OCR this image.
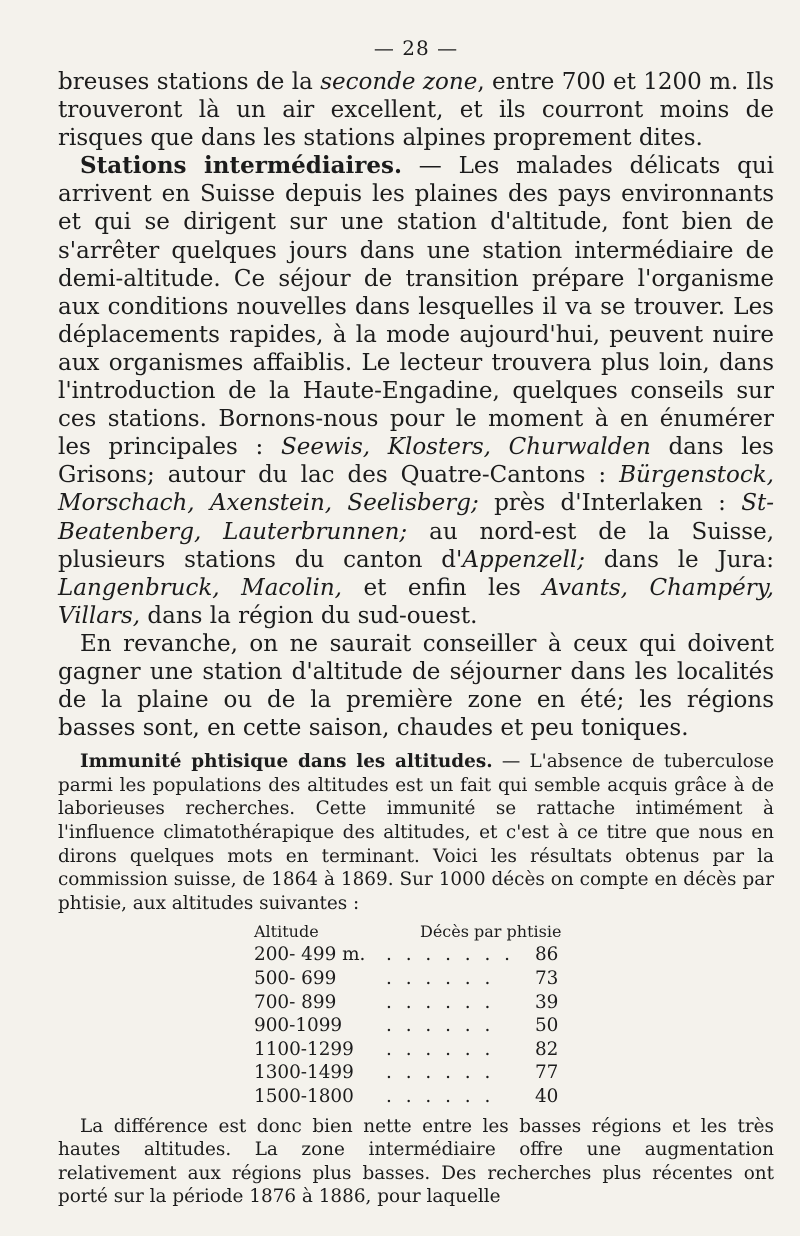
— 28 —

breuses stations de la seconde zone, entre 700 et 1200 m. Ils trouveront là un air excellent, et ils courront moins de risques que dans les stations alpines proprement dites.

Stations intermédiaires. — Les malades délicats qui arrivent en Suisse depuis les plaines des pays environnants et qui se dirigent sur une station d'altitude, font bien de s'arrêter quelques jours dans une station intermédiaire de demi-altitude. Ce séjour de transition prépare l'organisme aux conditions nouvelles dans lesquelles il va se trouver. Les déplacements rapides, à la mode aujourd'hui, peuvent nuire aux organismes affaiblis. Le lecteur trouvera plus loin, dans l'introduction de la Haute-Engadine, quelques conseils sur ces stations. Bornons-nous pour le moment à en énumérer les principales : Seewis, Klosters, Churwalden dans les Grisons; autour du lac des Quatre-Cantons : Bürgenstock, Morschach, Axenstein, Seelisberg; près d'Interlaken : St-Beatenberg, Lauterbrunnen; au nord-est de la Suisse, plusieurs stations du canton d'Appenzell; dans le Jura: Langenbruck, Macolin, et enfin les Avants, Champéry, Villars, dans la région du sud-ouest.

En revanche, on ne saurait conseiller à ceux qui doivent gagner une station d'altitude de séjourner dans les localités de la plaine ou de la première zone en été; les régions basses sont, en cette saison, chaudes et peu toniques.

Immunité phtisique dans les altitudes. — L'absence de tuberculose parmi les populations des altitudes est un fait qui semble acquis grâce à de laborieuses recherches. Cette immunité se rattache intimément à l'influence climatothérapique des altitudes, et c'est à ce titre que nous en dirons quelques mots en terminant. Voici les résultats obtenus par la commission suisse, de 1864 à 1869. Sur 1000 décès on compte en décès par phtisie, aux altitudes suivantes :

Altitude	Décès par phtisie	
200- 499 m.	. . . . . . .	86
500- 699	. . . . . .	73
700- 899	. . . . . .	39
900-1099	. . . . . .	50
1100-1299	. . . . . .	82
1300-1499	. . . . . .	77
1500-1800	. . . . . .	40

La différence est donc bien nette entre les basses régions et les très hautes altitudes. La zone intermédiaire offre une augmentation relativement aux régions plus basses. Des recherches plus récentes ont porté sur la période 1876 à 1886, pour laquelle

********

GOAL OF THE EXERCISE. Set down the records in full and exactly. Do not carry over any image.

SOLUTION TO THE EXERCISE.
OCR this image.
— 28 —

breuses stations de la seconde zone, entre 700 et 1200 m. Ils trouveront là un air excellent, et ils courront moins de risques que dans les stations alpines proprement dites.

Stations intermédiaires. — Les malades délicats qui arrivent en Suisse depuis les plaines des pays environnants et qui se dirigent sur une station d'altitude, font bien de s'arrêter quelques jours dans une station intermédiaire de demi-altitude. Ce séjour de transition prépare l'organisme aux conditions nouvelles dans lesquelles il va se trouver. Les déplacements rapides, à la mode aujourd'hui, peuvent nuire aux organismes affaiblis. Le lecteur trouvera plus loin, dans l'introduction de la Haute-Engadine, quelques conseils sur ces stations. Bornons-nous pour le moment à en énumérer les principales : Seewis, Klosters, Churwalden dans les Grisons; autour du lac des Quatre-Cantons : Bürgenstock, Morschach, Axenstein, Seelisberg; près d'Interlaken : St-Beatenberg, Lauterbrunnen; au nord-est de la Suisse, plusieurs stations du canton d'Appenzell; dans le Jura: Langenbruck, Macolin, et enfin les Avants, Champéry, Villars, dans la région du sud-ouest.

En revanche, on ne saurait conseiller à ceux qui doivent gagner une station d'altitude de séjourner dans les localités de la plaine ou de la première zone en été; les régions basses sont, en cette saison, chaudes et peu toniques.

Immunité phtisique dans les altitudes. — L'absence de tuberculose parmi les populations des altitudes est un fait qui semble acquis grâce à de laborieuses recherches. Cette immunité se rattache intimément à l'influence climatothérapique des altitudes, et c'est à ce titre que nous en dirons quelques mots en terminant. Voici les résultats obtenus par la commission suisse, de 1864 à 1869. Sur 1000 décès on compte en décès par phtisie, aux altitudes suivantes :

Altitude	Décès par phtisie	
200- 499 m.	. . . . . . .	86
500- 699	. . . . . .	73
700- 899	. . . . . .	39
900-1099	. . . . . .	50
1100-1299	. . . . . .	82
1300-1499	. . . . . .	77
1500-1800	. . . . . .	40

La différence est donc bien nette entre les basses régions et les très hautes altitudes. La zone intermédiaire offre une augmentation relativement aux régions plus basses. Des recherches plus récentes ont porté sur la période 1876 à 1886, pour laquelle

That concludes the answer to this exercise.